> What to work on
Output the material below in its entirety, exactly as given.

>> start Provided information

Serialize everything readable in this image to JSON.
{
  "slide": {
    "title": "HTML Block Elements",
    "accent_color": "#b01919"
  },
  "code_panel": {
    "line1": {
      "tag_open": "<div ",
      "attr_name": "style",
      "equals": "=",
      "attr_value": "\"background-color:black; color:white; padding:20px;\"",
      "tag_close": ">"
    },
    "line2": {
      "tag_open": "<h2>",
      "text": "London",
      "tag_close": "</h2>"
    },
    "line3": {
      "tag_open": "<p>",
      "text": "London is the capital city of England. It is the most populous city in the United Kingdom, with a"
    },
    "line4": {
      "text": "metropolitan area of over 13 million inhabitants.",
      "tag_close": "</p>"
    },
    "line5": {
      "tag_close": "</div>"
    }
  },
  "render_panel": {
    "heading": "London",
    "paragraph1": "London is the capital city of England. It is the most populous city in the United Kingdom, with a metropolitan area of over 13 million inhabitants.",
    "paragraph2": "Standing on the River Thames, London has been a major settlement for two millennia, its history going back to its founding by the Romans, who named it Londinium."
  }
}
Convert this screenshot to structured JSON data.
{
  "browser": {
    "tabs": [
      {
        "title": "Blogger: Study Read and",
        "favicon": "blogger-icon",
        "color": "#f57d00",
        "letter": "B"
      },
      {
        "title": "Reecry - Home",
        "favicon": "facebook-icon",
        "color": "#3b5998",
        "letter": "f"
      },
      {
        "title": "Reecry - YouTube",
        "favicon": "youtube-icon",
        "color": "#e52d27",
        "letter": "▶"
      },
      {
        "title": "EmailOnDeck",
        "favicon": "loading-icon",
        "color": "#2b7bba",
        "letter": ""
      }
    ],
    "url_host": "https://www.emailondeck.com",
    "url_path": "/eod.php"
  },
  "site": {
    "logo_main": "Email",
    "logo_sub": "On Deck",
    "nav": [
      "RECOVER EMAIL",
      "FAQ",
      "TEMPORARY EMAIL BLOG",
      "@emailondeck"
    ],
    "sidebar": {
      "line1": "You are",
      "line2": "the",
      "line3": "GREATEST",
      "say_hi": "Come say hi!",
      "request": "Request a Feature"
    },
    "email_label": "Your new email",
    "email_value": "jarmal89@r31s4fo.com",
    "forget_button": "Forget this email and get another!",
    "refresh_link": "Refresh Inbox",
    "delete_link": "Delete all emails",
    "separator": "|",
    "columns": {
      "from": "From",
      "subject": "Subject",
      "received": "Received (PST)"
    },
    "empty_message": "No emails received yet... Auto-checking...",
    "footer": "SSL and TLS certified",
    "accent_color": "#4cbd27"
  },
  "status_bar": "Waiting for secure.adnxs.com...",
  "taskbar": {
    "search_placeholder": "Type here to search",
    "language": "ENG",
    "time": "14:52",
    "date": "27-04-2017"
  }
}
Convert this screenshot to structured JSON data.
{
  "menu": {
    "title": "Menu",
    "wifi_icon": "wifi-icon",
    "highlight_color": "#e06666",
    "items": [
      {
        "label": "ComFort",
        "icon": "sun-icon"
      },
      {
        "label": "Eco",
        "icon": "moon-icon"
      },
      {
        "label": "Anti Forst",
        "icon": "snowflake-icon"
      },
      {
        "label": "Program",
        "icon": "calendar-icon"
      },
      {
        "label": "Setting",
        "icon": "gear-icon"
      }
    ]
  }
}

>> end Provided information

> Answer below
Serialize everything readable in this image to JSON.
{
  "slide": {
    "title": "HTML Block Elements",
    "accent_color": "#b01919"
  },
  "code_panel": {
    "line1": {
      "tag_open": "<div ",
      "attr_name": "style",
      "equals": "=",
      "attr_value": "\"background-color:black; color:white; padding:20px;\"",
      "tag_close": ">"
    },
    "line2": {
      "tag_open": "<h2>",
      "text": "London",
      "tag_close": "</h2>"
    },
    "line3": {
      "tag_open": "<p>",
      "text": "London is the capital city of England. It is the most populous city in the United Kingdom, with a"
    },
    "line4": {
      "text": "metropolitan area of over 13 million inhabitants.",
      "tag_close": "</p>"
    },
    "line5": {
      "tag_close": "</div>"
    }
  },
  "render_panel": {
    "heading": "London",
    "paragraph1": "London is the capital city of England. It is the most populous city in the United Kingdom, with a metropolitan area of over 13 million inhabitants.",
    "paragraph2": "Standing on the River Thames, London has been a major settlement for two millennia, its history going back to its founding by the Romans, who named it Londinium."
  }
}
Convert this screenshot to structured JSON data.
{
  "browser": {
    "tabs": [
      {
        "title": "Blogger: Study Read and",
        "favicon": "blogger-icon",
        "color": "#f57d00",
        "letter": "B"
      },
      {
        "title": "Reecry - Home",
        "favicon": "facebook-icon",
        "color": "#3b5998",
        "letter": "f"
      },
      {
        "title": "Reecry - YouTube",
        "favicon": "youtube-icon",
        "color": "#e52d27",
        "letter": "▶"
      },
      {
        "title": "EmailOnDeck",
        "favicon": "loading-icon",
        "color": "#2b7bba",
        "letter": ""
      }
    ],
    "url_host": "https://www.emailondeck.com",
    "url_path": "/eod.php"
  },
  "site": {
    "logo_main": "Email",
    "logo_sub": "On Deck",
    "nav": [
      "RECOVER EMAIL",
      "FAQ",
      "TEMPORARY EMAIL BLOG",
      "@emailondeck"
    ],
    "sidebar": {
      "line1": "You are",
      "line2": "the",
      "line3": "GREATEST",
      "say_hi": "Come say hi!",
      "request": "Request a Feature"
    },
    "email_label": "Your new email",
    "email_value": "jarmal89@r31s4fo.com",
    "forget_button": "Forget this email and get another!",
    "refresh_link": "Refresh Inbox",
    "delete_link": "Delete all emails",
    "separator": "|",
    "columns": {
      "from": "From",
      "subject": "Subject",
      "received": "Received (PST)"
    },
    "empty_message": "No emails received yet... Auto-checking...",
    "footer": "SSL and TLS certified",
    "accent_color": "#4cbd27"
  },
  "status_bar": "Waiting for secure.adnxs.com...",
  "taskbar": {
    "search_placeholder": "Type here to search",
    "language": "ENG",
    "time": "14:52",
    "date": "27-04-2017"
  }
}
Convert this screenshot to structured JSON data.
{
  "menu": {
    "title": "Menu",
    "wifi_icon": "wifi-icon",
    "highlight_color": "#e06666",
    "items": [
      {
        "label": "ComFort",
        "icon": "sun-icon"
      },
      {
        "label": "Eco",
        "icon": "moon-icon"
      },
      {
        "label": "Anti Forst",
        "icon": "snowflake-icon"
      },
      {
        "label": "Program",
        "icon": "calendar-icon"
      },
      {
        "label": "Setting",
        "icon": "gear-icon"
      }
    ]
  }
}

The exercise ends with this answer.